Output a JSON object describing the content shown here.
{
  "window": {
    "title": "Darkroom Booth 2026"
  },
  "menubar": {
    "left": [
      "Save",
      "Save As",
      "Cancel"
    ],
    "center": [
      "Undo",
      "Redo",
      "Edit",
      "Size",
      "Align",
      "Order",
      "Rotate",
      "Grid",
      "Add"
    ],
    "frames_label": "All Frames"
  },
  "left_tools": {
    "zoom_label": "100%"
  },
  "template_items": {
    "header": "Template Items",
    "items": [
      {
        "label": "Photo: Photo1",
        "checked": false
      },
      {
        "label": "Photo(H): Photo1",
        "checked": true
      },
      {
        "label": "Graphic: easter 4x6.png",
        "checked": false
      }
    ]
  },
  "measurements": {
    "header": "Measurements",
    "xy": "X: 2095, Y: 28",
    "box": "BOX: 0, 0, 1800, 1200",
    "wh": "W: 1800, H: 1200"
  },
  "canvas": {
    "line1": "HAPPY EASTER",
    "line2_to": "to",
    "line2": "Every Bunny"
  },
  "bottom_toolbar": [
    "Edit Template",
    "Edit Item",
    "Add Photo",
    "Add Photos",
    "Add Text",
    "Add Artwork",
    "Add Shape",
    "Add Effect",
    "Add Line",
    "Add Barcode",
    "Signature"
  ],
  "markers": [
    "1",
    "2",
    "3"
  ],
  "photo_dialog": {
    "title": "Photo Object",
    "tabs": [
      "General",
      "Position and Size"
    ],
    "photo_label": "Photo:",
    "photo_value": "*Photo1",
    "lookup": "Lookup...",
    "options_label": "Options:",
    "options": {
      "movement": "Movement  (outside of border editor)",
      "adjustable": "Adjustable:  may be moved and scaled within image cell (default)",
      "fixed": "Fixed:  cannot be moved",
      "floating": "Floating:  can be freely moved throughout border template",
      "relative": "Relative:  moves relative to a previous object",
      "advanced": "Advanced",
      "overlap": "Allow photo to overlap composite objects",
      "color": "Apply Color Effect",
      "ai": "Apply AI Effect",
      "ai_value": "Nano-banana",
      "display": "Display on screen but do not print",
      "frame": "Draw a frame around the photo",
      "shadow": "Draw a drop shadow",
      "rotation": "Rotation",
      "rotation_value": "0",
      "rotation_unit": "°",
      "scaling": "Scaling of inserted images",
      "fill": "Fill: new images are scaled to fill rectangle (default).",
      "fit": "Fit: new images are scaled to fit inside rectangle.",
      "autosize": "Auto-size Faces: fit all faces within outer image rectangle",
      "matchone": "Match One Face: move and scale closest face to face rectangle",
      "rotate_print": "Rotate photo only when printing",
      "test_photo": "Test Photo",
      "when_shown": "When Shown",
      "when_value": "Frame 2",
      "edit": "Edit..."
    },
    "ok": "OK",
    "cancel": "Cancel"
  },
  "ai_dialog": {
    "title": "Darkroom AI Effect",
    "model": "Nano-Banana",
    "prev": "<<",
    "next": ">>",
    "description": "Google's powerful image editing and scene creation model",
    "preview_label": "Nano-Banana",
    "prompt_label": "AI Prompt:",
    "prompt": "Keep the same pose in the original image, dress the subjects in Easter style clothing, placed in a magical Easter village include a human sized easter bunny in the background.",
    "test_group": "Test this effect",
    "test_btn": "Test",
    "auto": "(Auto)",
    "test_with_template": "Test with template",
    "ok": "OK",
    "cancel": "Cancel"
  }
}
☆ ☆ ☆ ☆ ☆ ☆ ☆
**THE TASK:** Output the entries verbatim.

**TASK ANSWER:**
Output a JSON object describing the content shown here.
{
  "window": {
    "title": "Darkroom Booth 2026"
  },
  "menubar": {
    "left": [
      "Save",
      "Save As",
      "Cancel"
    ],
    "center": [
      "Undo",
      "Redo",
      "Edit",
      "Size",
      "Align",
      "Order",
      "Rotate",
      "Grid",
      "Add"
    ],
    "frames_label": "All Frames"
  },
  "left_tools": {
    "zoom_label": "100%"
  },
  "template_items": {
    "header": "Template Items",
    "items": [
      {
        "label": "Photo: Photo1",
        "checked": false
      },
      {
        "label": "Photo(H): Photo1",
        "checked": true
      },
      {
        "label": "Graphic: easter 4x6.png",
        "checked": false
      }
    ]
  },
  "measurements": {
    "header": "Measurements",
    "xy": "X: 2095, Y: 28",
    "box": "BOX: 0, 0, 1800, 1200",
    "wh": "W: 1800, H: 1200"
  },
  "canvas": {
    "line1": "HAPPY EASTER",
    "line2_to": "to",
    "line2": "Every Bunny"
  },
  "bottom_toolbar": [
    "Edit Template",
    "Edit Item",
    "Add Photo",
    "Add Photos",
    "Add Text",
    "Add Artwork",
    "Add Shape",
    "Add Effect",
    "Add Line",
    "Add Barcode",
    "Signature"
  ],
  "markers": [
    "1",
    "2",
    "3"
  ],
  "photo_dialog": {
    "title": "Photo Object",
    "tabs": [
      "General",
      "Position and Size"
    ],
    "photo_label": "Photo:",
    "photo_value": "*Photo1",
    "lookup": "Lookup...",
    "options_label": "Options:",
    "options": {
      "movement": "Movement  (outside of border editor)",
      "adjustable": "Adjustable:  may be moved and scaled within image cell (default)",
      "fixed": "Fixed:  cannot be moved",
      "floating": "Floating:  can be freely moved throughout border template",
      "relative": "Relative:  moves relative to a previous object",
      "advanced": "Advanced",
      "overlap": "Allow photo to overlap composite objects",
      "color": "Apply Color Effect",
      "ai": "Apply AI Effect",
      "ai_value": "Nano-banana",
      "display": "Display on screen but do not print",
      "frame": "Draw a frame around the photo",
      "shadow": "Draw a drop shadow",
      "rotation": "Rotation",
      "rotation_value": "0",
      "rotation_unit": "°",
      "scaling": "Scaling of inserted images",
      "fill": "Fill: new images are scaled to fill rectangle (default).",
      "fit": "Fit: new images are scaled to fit inside rectangle.",
      "autosize": "Auto-size Faces: fit all faces within outer image rectangle",
      "matchone": "Match One Face: move and scale closest face to face rectangle",
      "rotate_print": "Rotate photo only when printing",
      "test_photo": "Test Photo",
      "when_shown": "When Shown",
      "when_value": "Frame 2",
      "edit": "Edit..."
    },
    "ok": "OK",
    "cancel": "Cancel"
  },
  "ai_dialog": {
    "title": "Darkroom AI Effect",
    "model": "Nano-Banana",
    "prev": "<<",
    "next": ">>",
    "description": "Google's powerful image editing and scene creation model",
    "preview_label": "Nano-Banana",
    "prompt_label": "AI Prompt:",
    "prompt": "Keep the same pose in the original image, dress the subjects in Easter style clothing, placed in a magical Easter village include a human sized easter bunny in the background.",
    "test_group": "Test this effect",
    "test_btn": "Test",
    "auto": "(Auto)",
    "test_with_template": "Test with template",
    "ok": "OK",
    "cancel": "Cancel"
  }
}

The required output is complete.